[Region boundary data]
========================================================================
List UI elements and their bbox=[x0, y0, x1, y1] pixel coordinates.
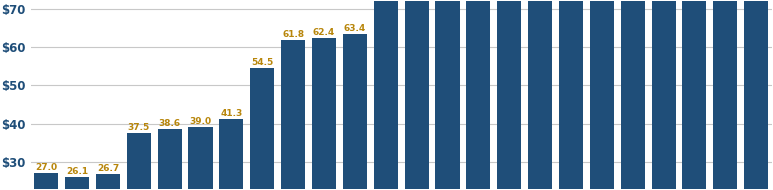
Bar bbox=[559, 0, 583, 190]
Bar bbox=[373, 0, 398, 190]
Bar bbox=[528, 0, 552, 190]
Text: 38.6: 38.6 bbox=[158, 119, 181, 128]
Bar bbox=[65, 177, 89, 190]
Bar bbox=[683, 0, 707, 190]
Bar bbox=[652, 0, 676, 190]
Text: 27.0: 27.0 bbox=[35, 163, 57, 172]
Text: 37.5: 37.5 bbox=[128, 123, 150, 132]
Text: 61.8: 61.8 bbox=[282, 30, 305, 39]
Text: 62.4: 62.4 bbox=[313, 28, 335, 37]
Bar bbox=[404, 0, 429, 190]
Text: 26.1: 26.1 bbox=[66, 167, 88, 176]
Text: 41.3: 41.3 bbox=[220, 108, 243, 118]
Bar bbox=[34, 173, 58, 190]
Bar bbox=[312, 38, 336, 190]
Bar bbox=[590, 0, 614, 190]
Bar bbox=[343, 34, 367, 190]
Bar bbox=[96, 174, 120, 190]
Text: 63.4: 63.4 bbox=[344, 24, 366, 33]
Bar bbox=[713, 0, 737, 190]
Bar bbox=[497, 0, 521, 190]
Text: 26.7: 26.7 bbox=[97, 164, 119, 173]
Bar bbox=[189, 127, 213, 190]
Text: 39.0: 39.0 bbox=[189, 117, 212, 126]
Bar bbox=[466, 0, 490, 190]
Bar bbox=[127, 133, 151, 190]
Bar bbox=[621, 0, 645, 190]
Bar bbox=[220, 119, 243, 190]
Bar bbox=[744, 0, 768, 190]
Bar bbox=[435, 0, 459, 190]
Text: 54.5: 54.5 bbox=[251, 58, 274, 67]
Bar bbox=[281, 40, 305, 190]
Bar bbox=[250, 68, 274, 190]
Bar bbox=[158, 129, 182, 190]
========================================================================
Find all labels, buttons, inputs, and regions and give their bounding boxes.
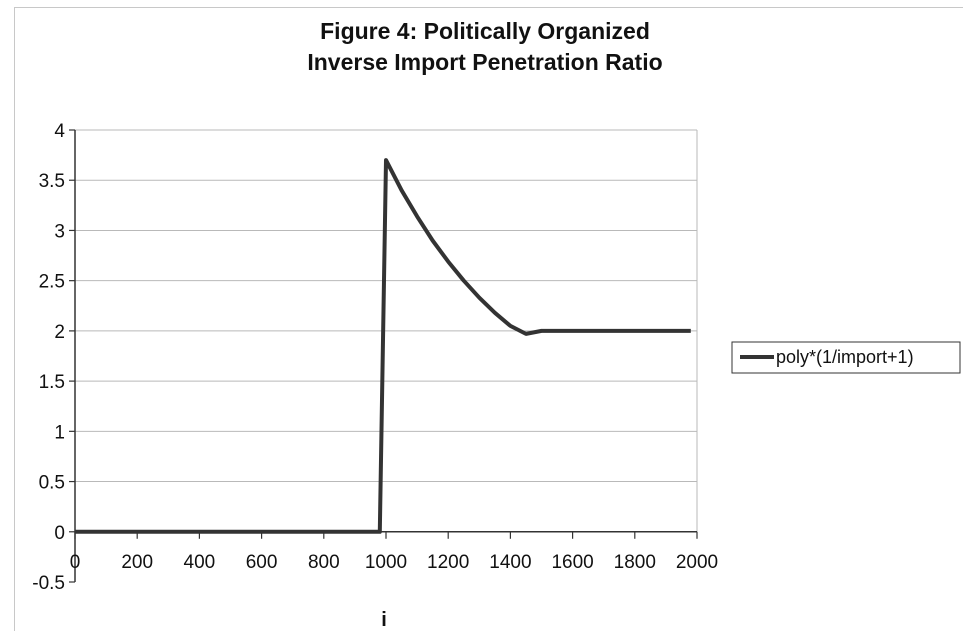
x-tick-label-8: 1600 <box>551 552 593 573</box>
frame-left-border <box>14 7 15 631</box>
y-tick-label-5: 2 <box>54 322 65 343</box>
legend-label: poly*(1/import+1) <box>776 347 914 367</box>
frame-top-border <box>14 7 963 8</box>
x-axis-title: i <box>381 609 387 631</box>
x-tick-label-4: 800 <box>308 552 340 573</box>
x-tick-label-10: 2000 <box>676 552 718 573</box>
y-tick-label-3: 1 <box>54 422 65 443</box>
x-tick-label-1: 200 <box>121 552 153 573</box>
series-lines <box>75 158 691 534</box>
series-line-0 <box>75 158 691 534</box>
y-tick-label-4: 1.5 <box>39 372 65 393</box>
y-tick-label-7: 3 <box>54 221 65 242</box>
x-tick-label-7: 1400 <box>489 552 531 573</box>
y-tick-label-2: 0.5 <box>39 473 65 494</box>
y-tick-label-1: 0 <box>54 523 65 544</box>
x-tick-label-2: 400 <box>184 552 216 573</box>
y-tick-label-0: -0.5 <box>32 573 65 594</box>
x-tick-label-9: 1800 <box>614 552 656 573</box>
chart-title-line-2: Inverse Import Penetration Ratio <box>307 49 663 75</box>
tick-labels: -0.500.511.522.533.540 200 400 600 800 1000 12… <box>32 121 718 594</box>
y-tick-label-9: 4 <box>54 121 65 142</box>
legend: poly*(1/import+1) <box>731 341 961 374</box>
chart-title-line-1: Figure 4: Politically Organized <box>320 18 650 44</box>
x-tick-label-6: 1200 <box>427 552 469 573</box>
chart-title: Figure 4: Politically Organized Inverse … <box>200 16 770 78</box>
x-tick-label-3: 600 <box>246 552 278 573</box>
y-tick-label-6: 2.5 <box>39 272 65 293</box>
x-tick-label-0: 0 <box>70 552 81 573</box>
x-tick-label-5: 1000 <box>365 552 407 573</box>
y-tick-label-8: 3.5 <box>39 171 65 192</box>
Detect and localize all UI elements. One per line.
========================================================================
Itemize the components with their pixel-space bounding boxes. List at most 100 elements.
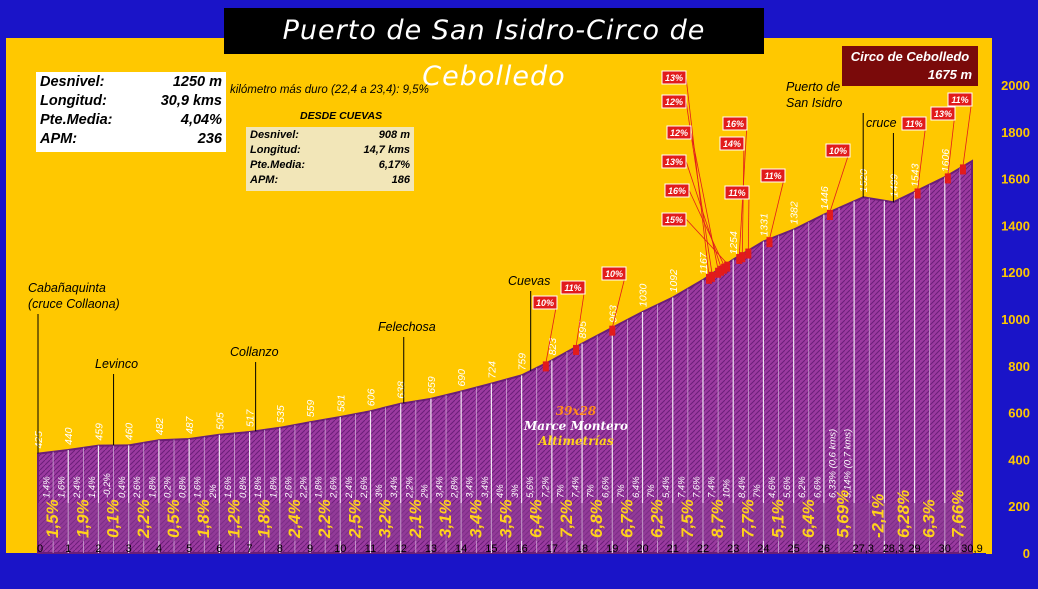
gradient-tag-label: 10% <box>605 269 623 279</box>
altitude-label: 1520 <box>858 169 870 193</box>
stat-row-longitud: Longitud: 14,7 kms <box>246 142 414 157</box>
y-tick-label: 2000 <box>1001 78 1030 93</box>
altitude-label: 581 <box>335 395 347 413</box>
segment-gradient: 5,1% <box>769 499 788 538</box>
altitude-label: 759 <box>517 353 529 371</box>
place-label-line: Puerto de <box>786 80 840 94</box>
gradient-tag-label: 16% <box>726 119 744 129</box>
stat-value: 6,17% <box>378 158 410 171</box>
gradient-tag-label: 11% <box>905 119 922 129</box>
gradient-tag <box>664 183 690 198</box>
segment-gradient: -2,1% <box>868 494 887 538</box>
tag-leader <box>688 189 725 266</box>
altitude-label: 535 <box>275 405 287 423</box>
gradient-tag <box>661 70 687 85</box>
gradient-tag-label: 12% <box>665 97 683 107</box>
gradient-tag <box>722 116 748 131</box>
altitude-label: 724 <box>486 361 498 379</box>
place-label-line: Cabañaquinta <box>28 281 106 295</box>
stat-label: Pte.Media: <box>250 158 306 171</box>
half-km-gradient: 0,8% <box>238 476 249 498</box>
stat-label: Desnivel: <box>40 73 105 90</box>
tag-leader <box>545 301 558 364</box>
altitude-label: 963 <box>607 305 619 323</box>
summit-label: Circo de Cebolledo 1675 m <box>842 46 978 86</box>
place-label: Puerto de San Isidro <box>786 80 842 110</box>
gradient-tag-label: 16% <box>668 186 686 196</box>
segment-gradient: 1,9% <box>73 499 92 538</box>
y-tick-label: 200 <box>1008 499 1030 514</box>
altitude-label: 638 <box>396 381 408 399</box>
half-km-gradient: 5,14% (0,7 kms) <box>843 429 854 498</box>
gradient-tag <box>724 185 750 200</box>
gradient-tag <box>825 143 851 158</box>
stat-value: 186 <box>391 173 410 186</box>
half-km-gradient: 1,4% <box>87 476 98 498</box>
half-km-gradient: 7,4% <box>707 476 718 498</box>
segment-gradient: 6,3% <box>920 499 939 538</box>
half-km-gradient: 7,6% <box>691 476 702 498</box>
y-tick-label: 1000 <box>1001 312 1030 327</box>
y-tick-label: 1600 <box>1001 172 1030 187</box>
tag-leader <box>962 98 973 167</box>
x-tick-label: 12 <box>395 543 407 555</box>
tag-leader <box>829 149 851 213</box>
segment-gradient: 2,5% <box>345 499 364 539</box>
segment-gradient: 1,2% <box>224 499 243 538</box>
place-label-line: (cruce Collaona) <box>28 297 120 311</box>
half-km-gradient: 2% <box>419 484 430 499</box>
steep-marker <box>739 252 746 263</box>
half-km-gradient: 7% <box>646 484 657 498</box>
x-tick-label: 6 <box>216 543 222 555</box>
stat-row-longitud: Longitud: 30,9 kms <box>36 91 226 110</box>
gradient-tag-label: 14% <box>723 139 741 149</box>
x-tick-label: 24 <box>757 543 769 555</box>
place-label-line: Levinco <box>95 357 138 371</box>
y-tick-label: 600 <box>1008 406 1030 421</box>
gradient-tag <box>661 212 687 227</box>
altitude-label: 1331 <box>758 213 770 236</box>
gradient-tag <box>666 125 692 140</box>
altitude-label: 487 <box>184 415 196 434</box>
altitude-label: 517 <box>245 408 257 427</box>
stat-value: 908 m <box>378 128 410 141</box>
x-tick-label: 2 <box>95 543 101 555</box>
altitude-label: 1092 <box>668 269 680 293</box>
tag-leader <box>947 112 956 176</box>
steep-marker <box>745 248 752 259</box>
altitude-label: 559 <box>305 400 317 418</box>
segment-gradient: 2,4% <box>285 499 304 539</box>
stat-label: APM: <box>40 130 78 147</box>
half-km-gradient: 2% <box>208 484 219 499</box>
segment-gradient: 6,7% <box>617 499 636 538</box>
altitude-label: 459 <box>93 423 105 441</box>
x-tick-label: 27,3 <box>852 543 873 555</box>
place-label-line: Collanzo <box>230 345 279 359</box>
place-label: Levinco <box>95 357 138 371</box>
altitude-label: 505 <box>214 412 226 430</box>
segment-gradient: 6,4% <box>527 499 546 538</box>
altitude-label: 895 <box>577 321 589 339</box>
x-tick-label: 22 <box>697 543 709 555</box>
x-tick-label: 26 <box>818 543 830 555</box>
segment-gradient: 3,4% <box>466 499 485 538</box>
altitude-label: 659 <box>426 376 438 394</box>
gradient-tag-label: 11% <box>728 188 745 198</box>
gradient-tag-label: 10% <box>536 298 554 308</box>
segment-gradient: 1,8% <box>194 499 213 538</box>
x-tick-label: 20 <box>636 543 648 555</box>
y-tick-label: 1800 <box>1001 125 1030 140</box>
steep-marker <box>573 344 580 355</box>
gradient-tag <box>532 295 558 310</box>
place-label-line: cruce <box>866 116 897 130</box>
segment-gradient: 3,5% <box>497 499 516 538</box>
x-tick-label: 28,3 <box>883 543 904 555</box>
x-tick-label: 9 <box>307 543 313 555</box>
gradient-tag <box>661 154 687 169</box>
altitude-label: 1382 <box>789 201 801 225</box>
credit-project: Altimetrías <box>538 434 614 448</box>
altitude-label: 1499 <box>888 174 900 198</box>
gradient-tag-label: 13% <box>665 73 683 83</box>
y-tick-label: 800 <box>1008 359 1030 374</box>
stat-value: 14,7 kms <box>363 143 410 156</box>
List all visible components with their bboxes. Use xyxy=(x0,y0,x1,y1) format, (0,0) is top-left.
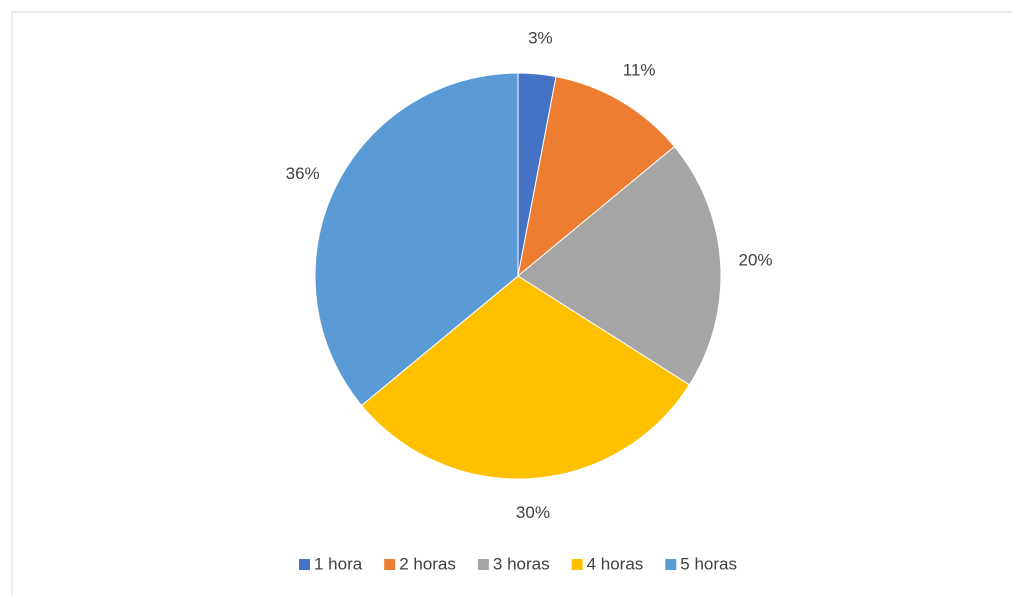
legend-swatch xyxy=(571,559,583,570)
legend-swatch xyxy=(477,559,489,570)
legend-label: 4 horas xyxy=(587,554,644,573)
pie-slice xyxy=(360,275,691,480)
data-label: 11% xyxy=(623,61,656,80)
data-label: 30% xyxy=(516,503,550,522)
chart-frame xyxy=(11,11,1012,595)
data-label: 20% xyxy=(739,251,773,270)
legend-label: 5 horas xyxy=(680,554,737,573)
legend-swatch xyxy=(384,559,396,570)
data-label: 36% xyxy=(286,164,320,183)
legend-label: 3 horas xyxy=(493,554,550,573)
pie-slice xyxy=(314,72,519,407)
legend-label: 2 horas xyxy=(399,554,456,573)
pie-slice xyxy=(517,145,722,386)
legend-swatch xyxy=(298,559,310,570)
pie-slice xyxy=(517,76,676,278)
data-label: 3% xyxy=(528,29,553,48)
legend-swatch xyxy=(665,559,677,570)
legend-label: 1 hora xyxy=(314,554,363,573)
========================================================================
Return the entries from the line with "x-tick-label-8: 1600 <box>551" up to and including the line with "x-tick-label-7: 1400 <box>489", with each line repeated word for word.

> **Correct response**:
x-tick-label-8: 1600 <box>551 552 593 573</box>
frame-left-border <box>14 7 15 631</box>
y-tick-label-5: 2 <box>54 322 65 343</box>
legend-label: poly*(1/import+1) <box>776 347 914 367</box>
frame-top-border <box>14 7 963 8</box>
x-axis-title: i <box>381 609 387 631</box>
x-tick-label-4: 800 <box>308 552 340 573</box>
x-tick-label-10: 2000 <box>676 552 718 573</box>
y-tick-label-3: 1 <box>54 422 65 443</box>
x-tick-label-1: 200 <box>121 552 153 573</box>
series-lines <box>75 158 691 534</box>
series-line-0 <box>75 158 691 534</box>
y-tick-label-4: 1.5 <box>39 372 65 393</box>
y-tick-label-7: 3 <box>54 221 65 242</box>
x-tick-label-7: 1400 <box>489 552 531 573</box>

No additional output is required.